— TASK TO CARRY OUT —
Retype all of the entries word for word.

— RECORDS FOR THE TASK —
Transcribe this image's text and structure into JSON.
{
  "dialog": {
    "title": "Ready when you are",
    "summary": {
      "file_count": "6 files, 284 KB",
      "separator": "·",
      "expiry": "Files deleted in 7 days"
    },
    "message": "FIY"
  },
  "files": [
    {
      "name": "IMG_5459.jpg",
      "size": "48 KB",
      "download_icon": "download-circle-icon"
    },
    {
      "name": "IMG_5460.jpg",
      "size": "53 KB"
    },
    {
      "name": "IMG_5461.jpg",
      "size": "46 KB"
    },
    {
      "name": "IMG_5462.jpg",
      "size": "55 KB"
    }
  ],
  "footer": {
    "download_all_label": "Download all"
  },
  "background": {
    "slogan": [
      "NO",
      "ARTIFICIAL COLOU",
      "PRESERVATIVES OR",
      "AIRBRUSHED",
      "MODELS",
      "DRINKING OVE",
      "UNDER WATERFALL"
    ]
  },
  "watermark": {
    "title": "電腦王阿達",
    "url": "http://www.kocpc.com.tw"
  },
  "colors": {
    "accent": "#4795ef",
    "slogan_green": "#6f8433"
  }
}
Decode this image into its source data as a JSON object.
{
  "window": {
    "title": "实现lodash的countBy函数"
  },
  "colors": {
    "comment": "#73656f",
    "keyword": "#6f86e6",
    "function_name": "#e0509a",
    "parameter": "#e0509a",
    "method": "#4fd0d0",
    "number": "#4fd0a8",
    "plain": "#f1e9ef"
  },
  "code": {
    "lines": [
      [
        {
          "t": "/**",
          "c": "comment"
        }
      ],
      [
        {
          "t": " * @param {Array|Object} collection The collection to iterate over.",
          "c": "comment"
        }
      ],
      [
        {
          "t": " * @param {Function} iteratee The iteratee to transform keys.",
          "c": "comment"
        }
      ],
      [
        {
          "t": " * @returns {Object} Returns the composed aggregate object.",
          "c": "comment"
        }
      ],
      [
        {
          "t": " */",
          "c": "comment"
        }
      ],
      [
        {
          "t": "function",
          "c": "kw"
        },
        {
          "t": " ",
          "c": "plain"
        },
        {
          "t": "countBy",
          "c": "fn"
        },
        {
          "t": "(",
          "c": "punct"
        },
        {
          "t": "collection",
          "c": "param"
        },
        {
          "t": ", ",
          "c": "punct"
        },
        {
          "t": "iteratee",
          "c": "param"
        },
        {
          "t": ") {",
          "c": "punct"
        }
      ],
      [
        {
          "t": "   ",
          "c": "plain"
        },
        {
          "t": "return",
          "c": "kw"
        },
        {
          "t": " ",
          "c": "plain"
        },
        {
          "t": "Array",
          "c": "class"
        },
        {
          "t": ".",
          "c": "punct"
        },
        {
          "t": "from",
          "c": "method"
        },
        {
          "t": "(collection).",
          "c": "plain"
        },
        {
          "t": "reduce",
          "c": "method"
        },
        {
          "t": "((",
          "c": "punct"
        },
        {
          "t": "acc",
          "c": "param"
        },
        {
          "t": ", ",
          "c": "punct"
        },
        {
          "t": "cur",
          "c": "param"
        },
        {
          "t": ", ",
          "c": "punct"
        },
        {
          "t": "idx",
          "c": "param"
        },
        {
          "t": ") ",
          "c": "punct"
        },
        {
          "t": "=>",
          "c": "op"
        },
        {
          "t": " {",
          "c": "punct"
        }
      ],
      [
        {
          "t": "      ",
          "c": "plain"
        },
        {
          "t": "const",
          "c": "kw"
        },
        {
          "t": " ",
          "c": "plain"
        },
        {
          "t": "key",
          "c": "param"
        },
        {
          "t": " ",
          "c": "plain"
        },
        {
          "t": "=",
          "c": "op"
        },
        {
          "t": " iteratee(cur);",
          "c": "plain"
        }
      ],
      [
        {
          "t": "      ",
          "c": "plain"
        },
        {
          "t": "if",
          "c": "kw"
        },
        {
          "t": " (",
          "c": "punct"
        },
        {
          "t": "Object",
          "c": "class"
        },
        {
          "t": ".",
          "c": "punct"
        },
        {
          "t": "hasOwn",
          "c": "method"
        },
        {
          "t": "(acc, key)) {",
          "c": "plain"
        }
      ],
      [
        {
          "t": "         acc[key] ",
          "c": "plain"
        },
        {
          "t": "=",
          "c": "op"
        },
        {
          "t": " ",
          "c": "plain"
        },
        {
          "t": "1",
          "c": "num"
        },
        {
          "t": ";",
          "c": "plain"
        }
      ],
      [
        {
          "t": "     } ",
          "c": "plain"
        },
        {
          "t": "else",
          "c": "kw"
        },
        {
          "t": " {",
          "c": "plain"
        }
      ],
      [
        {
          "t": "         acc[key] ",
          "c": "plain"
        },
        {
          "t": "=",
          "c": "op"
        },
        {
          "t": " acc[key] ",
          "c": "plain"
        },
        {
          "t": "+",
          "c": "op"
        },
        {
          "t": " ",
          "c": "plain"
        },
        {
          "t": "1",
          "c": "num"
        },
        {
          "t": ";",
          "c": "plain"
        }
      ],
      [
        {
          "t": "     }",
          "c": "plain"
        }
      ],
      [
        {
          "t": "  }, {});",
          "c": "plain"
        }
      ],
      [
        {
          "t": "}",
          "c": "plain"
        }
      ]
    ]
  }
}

— TASK SOLUTION —
Transcribe this image's text and structure into JSON.
{
  "dialog": {
    "title": "Ready when you are",
    "summary": {
      "file_count": "6 files, 284 KB",
      "separator": "·",
      "expiry": "Files deleted in 7 days"
    },
    "message": "FIY"
  },
  "files": [
    {
      "name": "IMG_5459.jpg",
      "size": "48 KB",
      "download_icon": "download-circle-icon"
    },
    {
      "name": "IMG_5460.jpg",
      "size": "53 KB"
    },
    {
      "name": "IMG_5461.jpg",
      "size": "46 KB"
    },
    {
      "name": "IMG_5462.jpg",
      "size": "55 KB"
    }
  ],
  "footer": {
    "download_all_label": "Download all"
  },
  "background": {
    "slogan": [
      "NO",
      "ARTIFICIAL COLOU",
      "PRESERVATIVES OR",
      "AIRBRUSHED",
      "MODELS",
      "DRINKING OVE",
      "UNDER WATERFALL"
    ]
  },
  "watermark": {
    "title": "電腦王阿達",
    "url": "http://www.kocpc.com.tw"
  },
  "colors": {
    "accent": "#4795ef",
    "slogan_green": "#6f8433"
  }
}
Decode this image into its source data as a JSON object.
{
  "window": {
    "title": "实现lodash的countBy函数"
  },
  "colors": {
    "comment": "#73656f",
    "keyword": "#6f86e6",
    "function_name": "#e0509a",
    "parameter": "#e0509a",
    "method": "#4fd0d0",
    "number": "#4fd0a8",
    "plain": "#f1e9ef"
  },
  "code": {
    "lines": [
      [
        {
          "t": "/**",
          "c": "comment"
        }
      ],
      [
        {
          "t": " * @param {Array|Object} collection The collection to iterate over.",
          "c": "comment"
        }
      ],
      [
        {
          "t": " * @param {Function} iteratee The iteratee to transform keys.",
          "c": "comment"
        }
      ],
      [
        {
          "t": " * @returns {Object} Returns the composed aggregate object.",
          "c": "comment"
        }
      ],
      [
        {
          "t": " */",
          "c": "comment"
        }
      ],
      [
        {
          "t": "function",
          "c": "kw"
        },
        {
          "t": " ",
          "c": "plain"
        },
        {
          "t": "countBy",
          "c": "fn"
        },
        {
          "t": "(",
          "c": "punct"
        },
        {
          "t": "collection",
          "c": "param"
        },
        {
          "t": ", ",
          "c": "punct"
        },
        {
          "t": "iteratee",
          "c": "param"
        },
        {
          "t": ") {",
          "c": "punct"
        }
      ],
      [
        {
          "t": "   ",
          "c": "plain"
        },
        {
          "t": "return",
          "c": "kw"
        },
        {
          "t": " ",
          "c": "plain"
        },
        {
          "t": "Array",
          "c": "class"
        },
        {
          "t": ".",
          "c": "punct"
        },
        {
          "t": "from",
          "c": "method"
        },
        {
          "t": "(collection).",
          "c": "plain"
        },
        {
          "t": "reduce",
          "c": "method"
        },
        {
          "t": "((",
          "c": "punct"
        },
        {
          "t": "acc",
          "c": "param"
        },
        {
          "t": ", ",
          "c": "punct"
        },
        {
          "t": "cur",
          "c": "param"
        },
        {
          "t": ", ",
          "c": "punct"
        },
        {
          "t": "idx",
          "c": "param"
        },
        {
          "t": ") ",
          "c": "punct"
        },
        {
          "t": "=>",
          "c": "op"
        },
        {
          "t": " {",
          "c": "punct"
        }
      ],
      [
        {
          "t": "      ",
          "c": "plain"
        },
        {
          "t": "const",
          "c": "kw"
        },
        {
          "t": " ",
          "c": "plain"
        },
        {
          "t": "key",
          "c": "param"
        },
        {
          "t": " ",
          "c": "plain"
        },
        {
          "t": "=",
          "c": "op"
        },
        {
          "t": " iteratee(cur);",
          "c": "plain"
        }
      ],
      [
        {
          "t": "      ",
          "c": "plain"
        },
        {
          "t": "if",
          "c": "kw"
        },
        {
          "t": " (",
          "c": "punct"
        },
        {
          "t": "Object",
          "c": "class"
        },
        {
          "t": ".",
          "c": "punct"
        },
        {
          "t": "hasOwn",
          "c": "method"
        },
        {
          "t": "(acc, key)) {",
          "c": "plain"
        }
      ],
      [
        {
          "t": "         acc[key] ",
          "c": "plain"
        },
        {
          "t": "=",
          "c": "op"
        },
        {
          "t": " ",
          "c": "plain"
        },
        {
          "t": "1",
          "c": "num"
        },
        {
          "t": ";",
          "c": "plain"
        }
      ],
      [
        {
          "t": "     } ",
          "c": "plain"
        },
        {
          "t": "else",
          "c": "kw"
        },
        {
          "t": " {",
          "c": "plain"
        }
      ],
      [
        {
          "t": "         acc[key] ",
          "c": "plain"
        },
        {
          "t": "=",
          "c": "op"
        },
        {
          "t": " acc[key] ",
          "c": "plain"
        },
        {
          "t": "+",
          "c": "op"
        },
        {
          "t": " ",
          "c": "plain"
        },
        {
          "t": "1",
          "c": "num"
        },
        {
          "t": ";",
          "c": "plain"
        }
      ],
      [
        {
          "t": "     }",
          "c": "plain"
        }
      ],
      [
        {
          "t": "  }, {});",
          "c": "plain"
        }
      ],
      [
        {
          "t": "}",
          "c": "plain"
        }
      ]
    ]
  }
}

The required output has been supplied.